### EXERCISE
Every entry below should be repeated exactly; the pictures should not.

### MATERIAL
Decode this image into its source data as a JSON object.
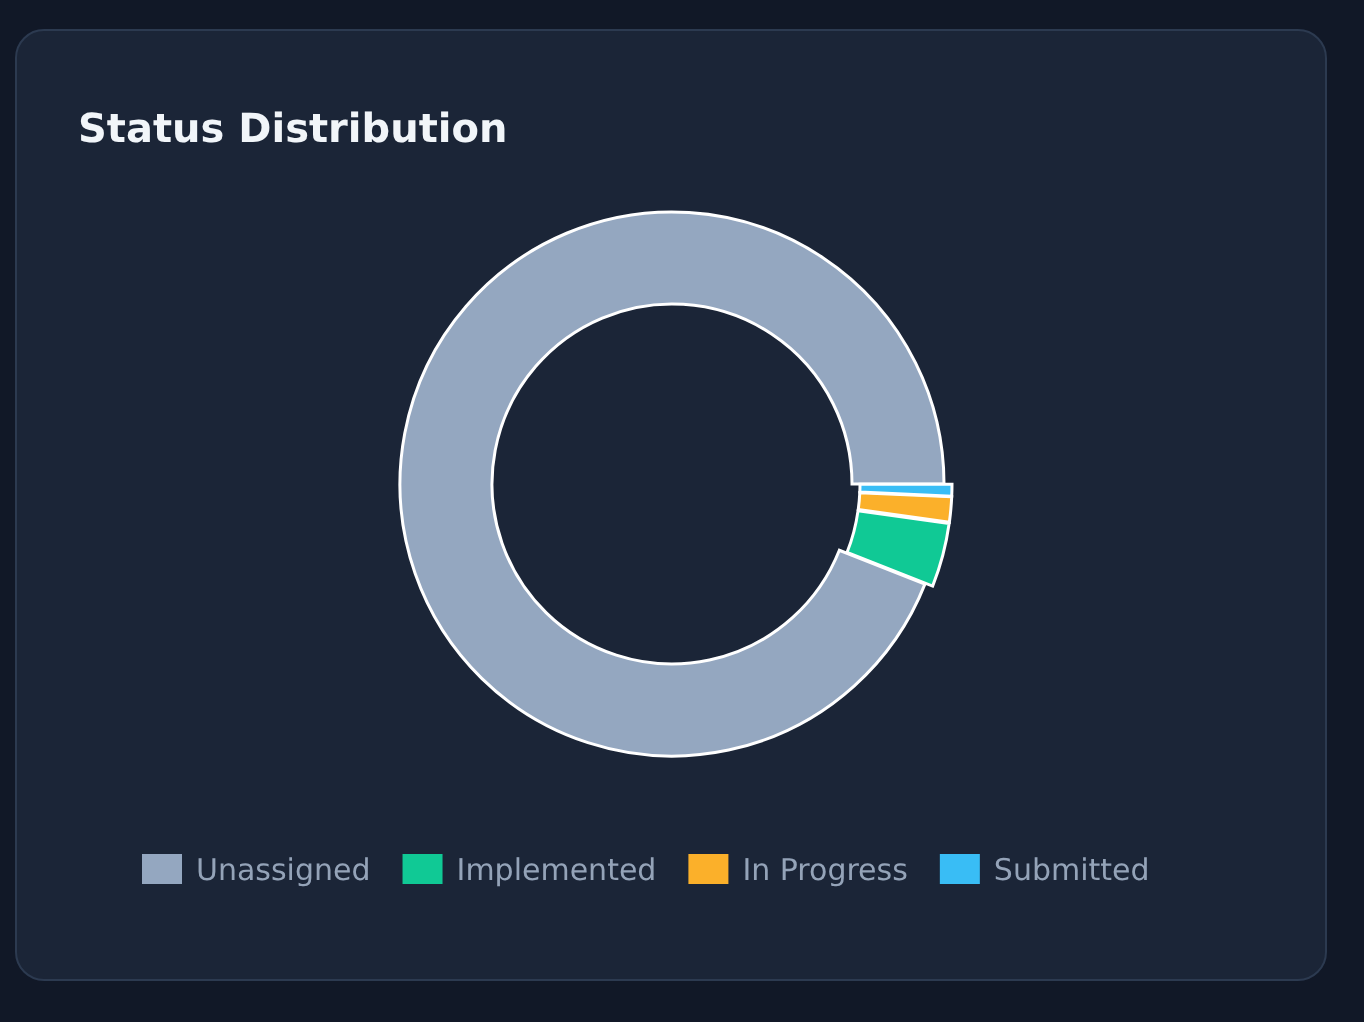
{
  "chart_data": {
    "type": "donut",
    "title": "Status Distribution",
    "categories": [
      "Unassigned",
      "Implemented",
      "In Progress",
      "Submitted"
    ],
    "values": [
      94,
      3.8,
      1.5,
      0.7
    ],
    "colors": [
      "#94a7c0",
      "#10c995",
      "#fbb02a",
      "#39bdf5"
    ],
    "legend": "bottom"
  }
}
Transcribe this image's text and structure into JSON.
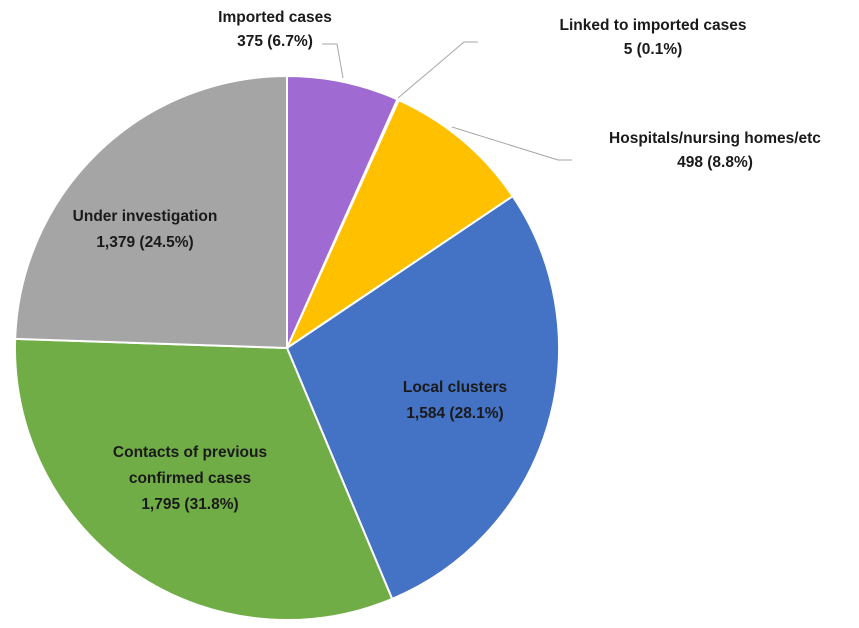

### THE RESPONSE
Decode this image into its source data as a JSON object.
{
  "chart_data": {
    "type": "donut",
    "title": "Status Distribution",
    "categories": [
      "Unassigned",
      "Implemented",
      "In Progress",
      "Submitted"
    ],
    "values": [
      94,
      3.8,
      1.5,
      0.7
    ],
    "colors": [
      "#94a7c0",
      "#10c995",
      "#fbb02a",
      "#39bdf5"
    ],
    "legend": "bottom"
  }
}
Transcribe this image's text and structure into JSON.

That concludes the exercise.